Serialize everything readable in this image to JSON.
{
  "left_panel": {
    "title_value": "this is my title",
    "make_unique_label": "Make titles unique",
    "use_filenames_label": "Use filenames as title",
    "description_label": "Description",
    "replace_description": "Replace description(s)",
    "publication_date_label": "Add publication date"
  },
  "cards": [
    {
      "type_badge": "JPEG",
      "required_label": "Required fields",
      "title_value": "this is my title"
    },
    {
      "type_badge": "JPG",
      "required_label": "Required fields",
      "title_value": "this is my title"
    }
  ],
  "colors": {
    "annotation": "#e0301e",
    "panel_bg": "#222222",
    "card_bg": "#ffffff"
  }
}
○ ○ ○ ○ ○
◆ **Stated exercise**
Print the material once more, exactly.

◆ **Result**
Serialize everything readable in this image to JSON.
{
  "left_panel": {
    "title_value": "this is my title",
    "make_unique_label": "Make titles unique",
    "use_filenames_label": "Use filenames as title",
    "description_label": "Description",
    "replace_description": "Replace description(s)",
    "publication_date_label": "Add publication date"
  },
  "cards": [
    {
      "type_badge": "JPEG",
      "required_label": "Required fields",
      "title_value": "this is my title"
    },
    {
      "type_badge": "JPG",
      "required_label": "Required fields",
      "title_value": "this is my title"
    }
  ],
  "colors": {
    "annotation": "#e0301e",
    "panel_bg": "#222222",
    "card_bg": "#ffffff"
  }
}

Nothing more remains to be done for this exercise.